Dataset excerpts
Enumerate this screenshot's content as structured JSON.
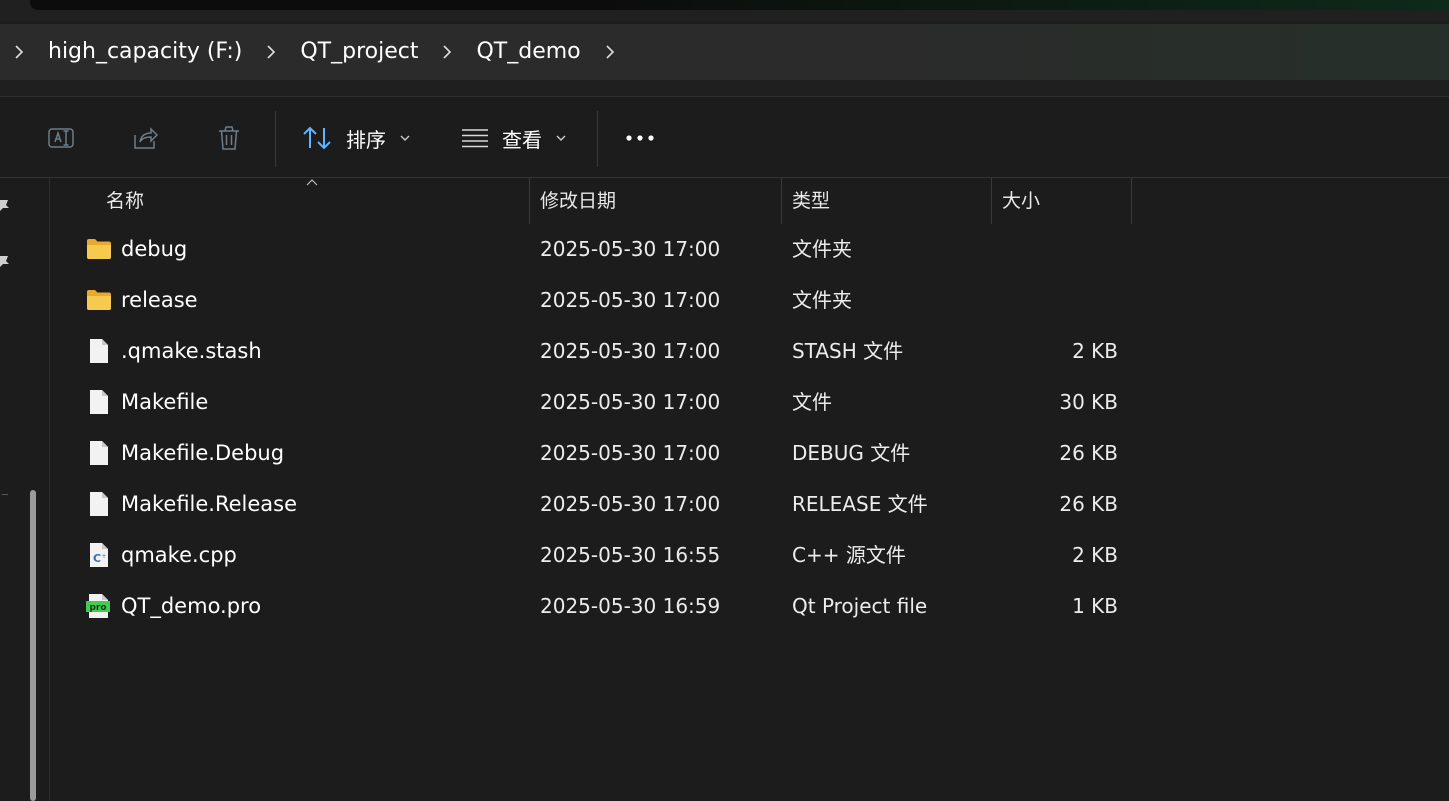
{
  "breadcrumb": {
    "items": [
      {
        "label": "high_capacity (F:)"
      },
      {
        "label": "QT_project"
      },
      {
        "label": "QT_demo"
      }
    ]
  },
  "toolbar": {
    "sort_label": "排序",
    "view_label": "查看",
    "icons": [
      "rename-icon",
      "share-icon",
      "delete-icon",
      "more-icon"
    ]
  },
  "columns": {
    "name": "名称",
    "modified": "修改日期",
    "type": "类型",
    "size": "大小"
  },
  "files": [
    {
      "name": "debug",
      "modified": "2025-05-30 17:00",
      "type": "文件夹",
      "size": "",
      "icon": "folder-icon"
    },
    {
      "name": "release",
      "modified": "2025-05-30 17:00",
      "type": "文件夹",
      "size": "",
      "icon": "folder-icon"
    },
    {
      "name": ".qmake.stash",
      "modified": "2025-05-30 17:00",
      "type": "STASH 文件",
      "size": "2 KB",
      "icon": "file-icon"
    },
    {
      "name": "Makefile",
      "modified": "2025-05-30 17:00",
      "type": "文件",
      "size": "30 KB",
      "icon": "file-icon"
    },
    {
      "name": "Makefile.Debug",
      "modified": "2025-05-30 17:00",
      "type": "DEBUG 文件",
      "size": "26 KB",
      "icon": "file-icon"
    },
    {
      "name": "Makefile.Release",
      "modified": "2025-05-30 17:00",
      "type": "RELEASE 文件",
      "size": "26 KB",
      "icon": "file-icon"
    },
    {
      "name": "qmake.cpp",
      "modified": "2025-05-30 16:55",
      "type": "C++ 源文件",
      "size": "2 KB",
      "icon": "cpp-file-icon"
    },
    {
      "name": "QT_demo.pro",
      "modified": "2025-05-30 16:59",
      "type": "Qt Project file",
      "size": "1 KB",
      "icon": "pro-file-icon"
    }
  ],
  "icon_texts": {
    "cpp": "C",
    "pro": "pro"
  },
  "colors": {
    "background": "#1c1c1c",
    "address_bar": "#2b2b2b",
    "folder": "#f4c44e",
    "accent": "#60b4ff"
  }
}
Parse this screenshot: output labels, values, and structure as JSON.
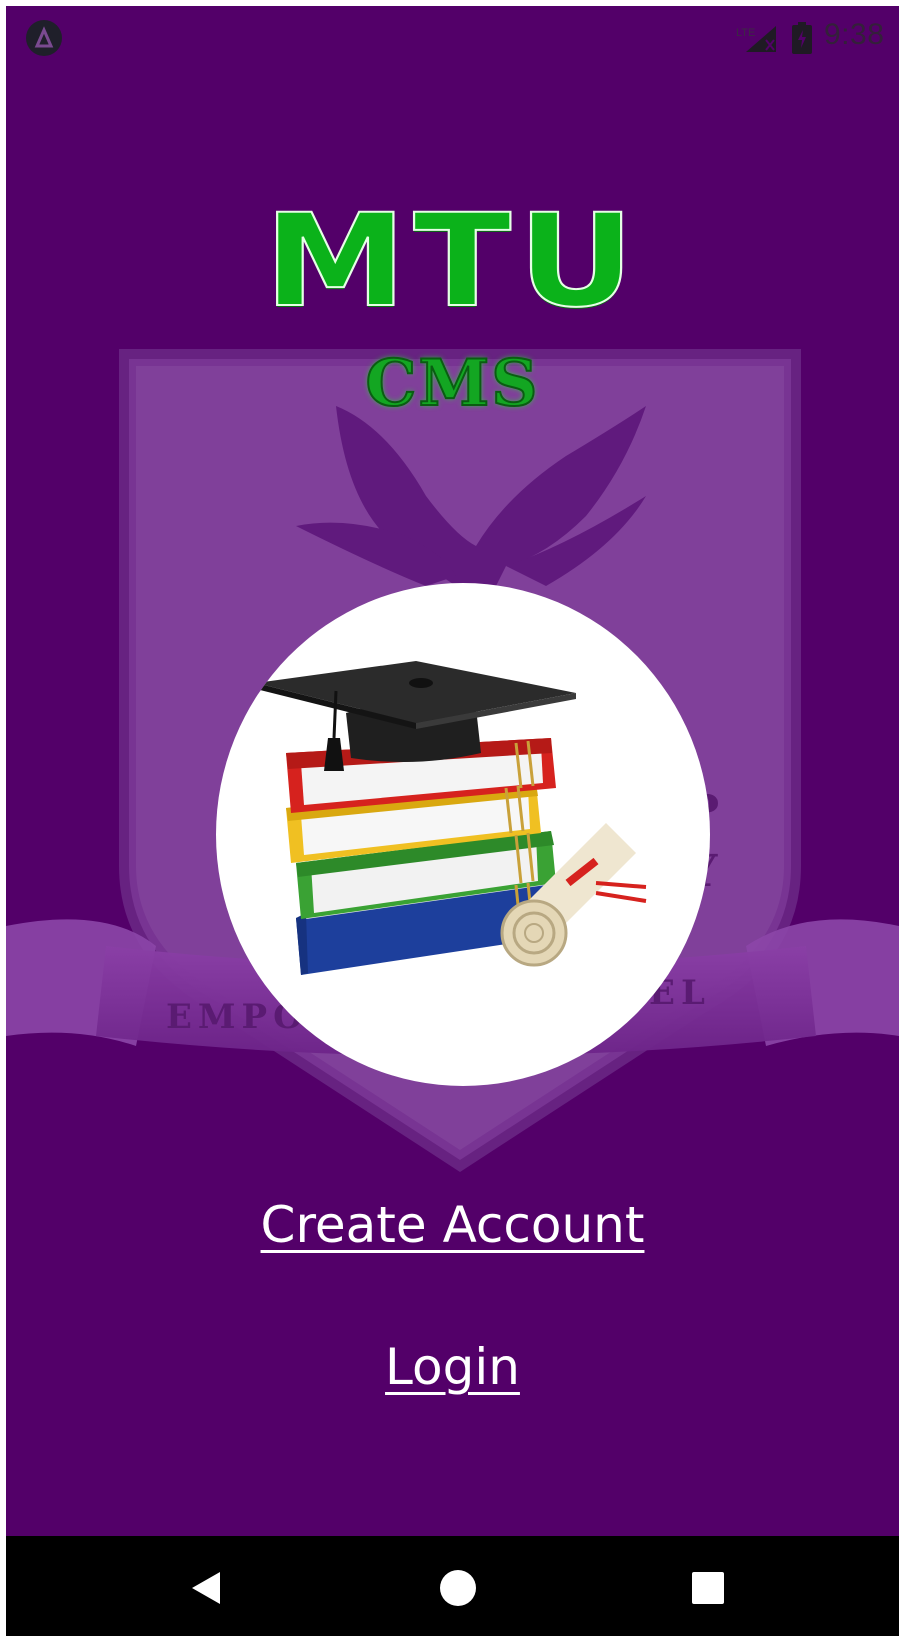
{
  "status_bar": {
    "time": "9:38",
    "network_label": "LTE",
    "icons": [
      "app-notification-icon",
      "signal-icon",
      "battery-icon"
    ]
  },
  "logo": {
    "title": "MTU",
    "subtitle": "CMS"
  },
  "crest": {
    "banner_text": "EMPOWERED TO EXCEL"
  },
  "hero": {
    "image": "graduation-cap-books-diploma"
  },
  "actions": {
    "create_account": "Create Account",
    "login": "Login"
  },
  "nav_bar": {
    "icons": [
      "back-icon",
      "home-icon",
      "recents-icon"
    ]
  },
  "colors": {
    "background": "#530069",
    "logo_green": "#0bb21a",
    "link_text": "#ffffff",
    "nav_bar": "#000000"
  }
}
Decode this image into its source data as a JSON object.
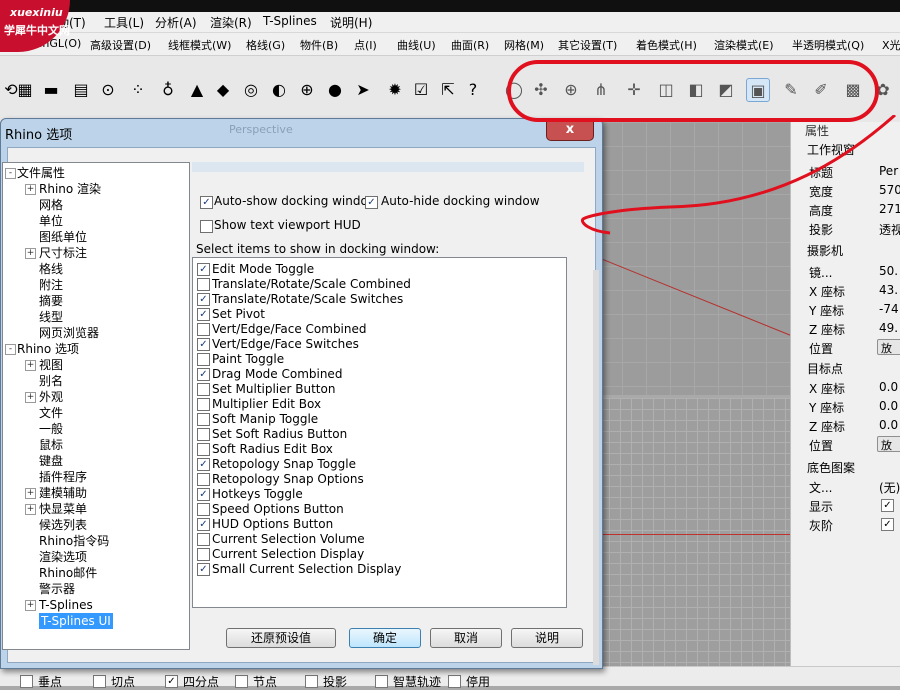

● **Exercise brief**
Every line containing the string "screenshot" must be listed.

● **Solution below**
Enumerate this screenshot's content as structured JSON.
Parse this screenshot: output labels, values, and structure as JSON.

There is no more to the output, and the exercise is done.